List each line of the data in which the string "summer" appears.

> **Records for processing**:
━━━
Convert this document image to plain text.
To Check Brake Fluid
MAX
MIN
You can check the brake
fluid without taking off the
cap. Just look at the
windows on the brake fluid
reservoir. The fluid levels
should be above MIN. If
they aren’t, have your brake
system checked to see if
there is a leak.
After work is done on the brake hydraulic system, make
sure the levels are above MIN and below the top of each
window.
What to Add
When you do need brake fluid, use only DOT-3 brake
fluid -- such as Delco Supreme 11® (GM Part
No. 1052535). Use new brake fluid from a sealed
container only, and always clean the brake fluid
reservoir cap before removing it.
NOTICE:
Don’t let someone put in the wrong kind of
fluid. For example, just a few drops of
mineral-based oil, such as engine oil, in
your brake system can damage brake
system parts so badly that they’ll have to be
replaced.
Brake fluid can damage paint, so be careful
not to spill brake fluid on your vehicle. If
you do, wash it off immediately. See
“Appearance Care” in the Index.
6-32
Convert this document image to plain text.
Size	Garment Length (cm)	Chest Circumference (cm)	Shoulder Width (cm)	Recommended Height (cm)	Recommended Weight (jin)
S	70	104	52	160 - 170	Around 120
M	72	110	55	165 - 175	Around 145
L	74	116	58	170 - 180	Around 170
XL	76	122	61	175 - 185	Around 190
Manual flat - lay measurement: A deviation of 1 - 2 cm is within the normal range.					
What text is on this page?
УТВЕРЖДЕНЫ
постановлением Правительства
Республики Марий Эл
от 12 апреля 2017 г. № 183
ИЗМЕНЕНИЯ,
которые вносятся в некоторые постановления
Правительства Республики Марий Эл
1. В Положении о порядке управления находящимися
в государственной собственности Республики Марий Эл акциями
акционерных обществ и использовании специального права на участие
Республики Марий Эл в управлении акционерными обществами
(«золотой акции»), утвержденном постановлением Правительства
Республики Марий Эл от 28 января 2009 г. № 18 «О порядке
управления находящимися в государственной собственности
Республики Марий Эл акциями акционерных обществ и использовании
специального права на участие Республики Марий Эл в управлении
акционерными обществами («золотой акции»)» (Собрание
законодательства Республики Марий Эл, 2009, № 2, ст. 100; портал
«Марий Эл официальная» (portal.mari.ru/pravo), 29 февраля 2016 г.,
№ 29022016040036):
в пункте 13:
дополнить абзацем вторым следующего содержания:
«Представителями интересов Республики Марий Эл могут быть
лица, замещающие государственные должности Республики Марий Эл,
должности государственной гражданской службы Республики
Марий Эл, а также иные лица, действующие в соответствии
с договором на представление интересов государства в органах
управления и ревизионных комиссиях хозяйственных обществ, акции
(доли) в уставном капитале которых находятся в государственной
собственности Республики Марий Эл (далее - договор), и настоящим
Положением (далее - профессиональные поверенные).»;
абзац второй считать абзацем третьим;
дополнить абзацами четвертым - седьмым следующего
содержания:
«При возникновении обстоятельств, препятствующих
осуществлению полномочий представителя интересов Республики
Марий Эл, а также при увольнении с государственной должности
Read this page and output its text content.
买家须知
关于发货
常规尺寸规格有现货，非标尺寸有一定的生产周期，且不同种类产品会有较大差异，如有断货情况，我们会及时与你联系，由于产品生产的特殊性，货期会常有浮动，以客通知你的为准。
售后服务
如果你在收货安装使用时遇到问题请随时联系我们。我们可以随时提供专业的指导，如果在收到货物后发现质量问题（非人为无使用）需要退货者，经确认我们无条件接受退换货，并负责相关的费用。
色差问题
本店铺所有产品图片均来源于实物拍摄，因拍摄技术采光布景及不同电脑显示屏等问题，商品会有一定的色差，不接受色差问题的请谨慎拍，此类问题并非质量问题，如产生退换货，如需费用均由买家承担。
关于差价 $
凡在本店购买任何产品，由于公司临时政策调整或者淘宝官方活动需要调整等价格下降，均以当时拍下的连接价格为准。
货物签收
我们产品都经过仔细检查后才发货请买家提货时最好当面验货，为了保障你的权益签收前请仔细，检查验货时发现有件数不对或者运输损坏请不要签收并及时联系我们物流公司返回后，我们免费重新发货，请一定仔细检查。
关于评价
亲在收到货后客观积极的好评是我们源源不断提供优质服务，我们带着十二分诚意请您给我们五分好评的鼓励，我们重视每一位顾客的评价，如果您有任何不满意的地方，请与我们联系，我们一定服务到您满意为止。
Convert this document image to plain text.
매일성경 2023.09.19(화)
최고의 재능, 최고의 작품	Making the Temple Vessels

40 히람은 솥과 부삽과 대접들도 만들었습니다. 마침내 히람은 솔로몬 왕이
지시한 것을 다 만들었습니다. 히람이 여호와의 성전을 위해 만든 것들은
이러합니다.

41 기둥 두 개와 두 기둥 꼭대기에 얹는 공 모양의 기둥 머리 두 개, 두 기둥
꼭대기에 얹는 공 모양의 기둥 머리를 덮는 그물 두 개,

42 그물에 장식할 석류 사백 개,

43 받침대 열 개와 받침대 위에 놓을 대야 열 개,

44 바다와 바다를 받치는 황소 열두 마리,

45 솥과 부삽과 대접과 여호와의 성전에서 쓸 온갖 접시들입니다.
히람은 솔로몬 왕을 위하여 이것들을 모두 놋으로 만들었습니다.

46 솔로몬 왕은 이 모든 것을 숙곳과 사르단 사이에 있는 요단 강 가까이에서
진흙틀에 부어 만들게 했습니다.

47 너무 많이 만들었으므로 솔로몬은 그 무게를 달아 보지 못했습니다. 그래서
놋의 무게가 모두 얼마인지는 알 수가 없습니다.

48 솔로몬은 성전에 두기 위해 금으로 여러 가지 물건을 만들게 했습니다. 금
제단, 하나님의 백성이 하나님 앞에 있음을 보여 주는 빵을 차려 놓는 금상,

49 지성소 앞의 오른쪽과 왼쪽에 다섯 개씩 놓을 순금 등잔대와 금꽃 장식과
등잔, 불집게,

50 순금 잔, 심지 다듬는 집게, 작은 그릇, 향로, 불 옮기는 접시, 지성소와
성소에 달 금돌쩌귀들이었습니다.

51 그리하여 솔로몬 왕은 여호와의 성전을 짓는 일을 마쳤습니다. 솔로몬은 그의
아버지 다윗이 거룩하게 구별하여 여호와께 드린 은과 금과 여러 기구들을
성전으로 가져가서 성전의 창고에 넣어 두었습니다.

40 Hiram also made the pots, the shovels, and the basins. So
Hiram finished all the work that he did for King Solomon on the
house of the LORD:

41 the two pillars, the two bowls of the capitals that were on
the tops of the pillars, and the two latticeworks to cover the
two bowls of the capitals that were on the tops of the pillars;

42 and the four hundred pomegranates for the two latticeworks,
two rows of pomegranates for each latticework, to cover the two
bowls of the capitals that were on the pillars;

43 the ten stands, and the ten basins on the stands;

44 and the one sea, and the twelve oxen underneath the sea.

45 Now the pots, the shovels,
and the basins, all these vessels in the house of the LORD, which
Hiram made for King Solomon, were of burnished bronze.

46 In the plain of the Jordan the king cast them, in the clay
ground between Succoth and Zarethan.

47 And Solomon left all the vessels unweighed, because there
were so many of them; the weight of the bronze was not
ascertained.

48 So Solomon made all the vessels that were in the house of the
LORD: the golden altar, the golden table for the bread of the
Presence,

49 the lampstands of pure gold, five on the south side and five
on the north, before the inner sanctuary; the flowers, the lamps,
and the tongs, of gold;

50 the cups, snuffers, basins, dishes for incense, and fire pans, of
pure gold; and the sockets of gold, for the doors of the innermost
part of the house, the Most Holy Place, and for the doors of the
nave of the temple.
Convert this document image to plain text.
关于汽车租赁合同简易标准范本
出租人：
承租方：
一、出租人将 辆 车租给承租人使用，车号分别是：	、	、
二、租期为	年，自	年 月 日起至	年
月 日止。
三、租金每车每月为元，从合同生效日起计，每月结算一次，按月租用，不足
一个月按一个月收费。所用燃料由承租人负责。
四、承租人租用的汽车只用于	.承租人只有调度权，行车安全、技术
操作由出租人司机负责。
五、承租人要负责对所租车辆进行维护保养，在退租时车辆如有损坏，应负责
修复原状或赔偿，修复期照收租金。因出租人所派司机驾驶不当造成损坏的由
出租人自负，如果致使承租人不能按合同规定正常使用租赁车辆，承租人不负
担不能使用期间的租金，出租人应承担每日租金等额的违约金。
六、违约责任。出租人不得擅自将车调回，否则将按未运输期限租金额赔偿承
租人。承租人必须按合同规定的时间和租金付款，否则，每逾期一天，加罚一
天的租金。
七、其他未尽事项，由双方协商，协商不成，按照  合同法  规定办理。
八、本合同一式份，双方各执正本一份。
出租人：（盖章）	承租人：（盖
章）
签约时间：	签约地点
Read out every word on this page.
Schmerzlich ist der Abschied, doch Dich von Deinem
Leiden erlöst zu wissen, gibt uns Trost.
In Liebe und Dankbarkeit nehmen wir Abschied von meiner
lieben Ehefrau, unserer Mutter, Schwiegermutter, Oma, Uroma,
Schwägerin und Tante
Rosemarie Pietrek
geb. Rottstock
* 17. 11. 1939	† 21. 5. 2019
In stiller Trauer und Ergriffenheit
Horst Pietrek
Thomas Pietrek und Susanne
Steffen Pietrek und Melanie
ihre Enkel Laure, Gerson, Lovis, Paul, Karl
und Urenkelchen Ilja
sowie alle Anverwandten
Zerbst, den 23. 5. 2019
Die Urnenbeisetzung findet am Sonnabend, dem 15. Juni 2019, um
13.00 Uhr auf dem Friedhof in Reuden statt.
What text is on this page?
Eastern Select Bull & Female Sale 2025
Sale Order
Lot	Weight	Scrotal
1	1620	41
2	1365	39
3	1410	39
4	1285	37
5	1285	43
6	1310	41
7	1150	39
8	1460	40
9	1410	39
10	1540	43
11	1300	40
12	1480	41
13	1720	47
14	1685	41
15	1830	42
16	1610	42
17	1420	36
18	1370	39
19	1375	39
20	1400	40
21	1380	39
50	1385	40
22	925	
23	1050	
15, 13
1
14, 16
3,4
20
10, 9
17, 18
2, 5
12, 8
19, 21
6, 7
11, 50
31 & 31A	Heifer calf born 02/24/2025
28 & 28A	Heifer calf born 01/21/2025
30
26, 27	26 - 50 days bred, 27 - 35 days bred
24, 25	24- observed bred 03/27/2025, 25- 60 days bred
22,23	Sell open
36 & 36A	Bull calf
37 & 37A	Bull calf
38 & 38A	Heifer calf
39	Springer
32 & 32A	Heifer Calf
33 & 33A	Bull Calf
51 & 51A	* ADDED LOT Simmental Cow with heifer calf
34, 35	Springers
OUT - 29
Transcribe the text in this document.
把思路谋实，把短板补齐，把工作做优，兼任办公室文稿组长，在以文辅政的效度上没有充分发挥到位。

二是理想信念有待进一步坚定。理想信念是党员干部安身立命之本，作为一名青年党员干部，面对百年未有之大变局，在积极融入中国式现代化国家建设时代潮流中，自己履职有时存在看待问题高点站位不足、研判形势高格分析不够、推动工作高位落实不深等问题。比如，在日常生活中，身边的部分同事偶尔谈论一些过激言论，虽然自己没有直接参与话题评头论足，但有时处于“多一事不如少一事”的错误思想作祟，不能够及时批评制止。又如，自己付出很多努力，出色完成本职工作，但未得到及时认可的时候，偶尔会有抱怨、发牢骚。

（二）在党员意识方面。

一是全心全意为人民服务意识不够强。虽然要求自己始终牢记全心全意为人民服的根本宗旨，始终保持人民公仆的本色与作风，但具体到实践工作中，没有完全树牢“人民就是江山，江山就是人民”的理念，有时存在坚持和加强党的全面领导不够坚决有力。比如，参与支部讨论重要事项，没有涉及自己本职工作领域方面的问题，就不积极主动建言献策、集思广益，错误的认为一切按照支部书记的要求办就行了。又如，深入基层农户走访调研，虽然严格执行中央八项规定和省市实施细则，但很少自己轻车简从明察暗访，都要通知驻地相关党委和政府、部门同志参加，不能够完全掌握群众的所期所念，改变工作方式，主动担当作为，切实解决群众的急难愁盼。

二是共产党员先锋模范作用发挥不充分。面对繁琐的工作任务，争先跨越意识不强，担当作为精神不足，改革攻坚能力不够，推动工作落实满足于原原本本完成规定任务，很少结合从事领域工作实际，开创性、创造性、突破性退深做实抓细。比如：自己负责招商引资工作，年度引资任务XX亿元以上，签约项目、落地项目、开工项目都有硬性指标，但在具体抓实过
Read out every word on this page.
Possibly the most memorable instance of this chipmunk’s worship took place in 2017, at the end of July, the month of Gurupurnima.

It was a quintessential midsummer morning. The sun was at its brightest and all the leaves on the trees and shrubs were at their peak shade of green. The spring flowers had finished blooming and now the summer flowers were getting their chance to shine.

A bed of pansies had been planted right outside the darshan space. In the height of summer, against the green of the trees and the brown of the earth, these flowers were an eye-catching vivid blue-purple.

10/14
━━━
> **Answer for the task**:
It was a quintessential midsummer morning. The sun was at its brightest and all the leaves on the trees and shrubs were at their peak shade of green. The spring flowers had finished blooming and now the summer flowers were getting their chance to shine.
A bed of pansies had been planted right outside the darshan space. In the height of summer, against the green of the trees and the brown of the earth, these flowers were an eye-catching vivid blue-purple.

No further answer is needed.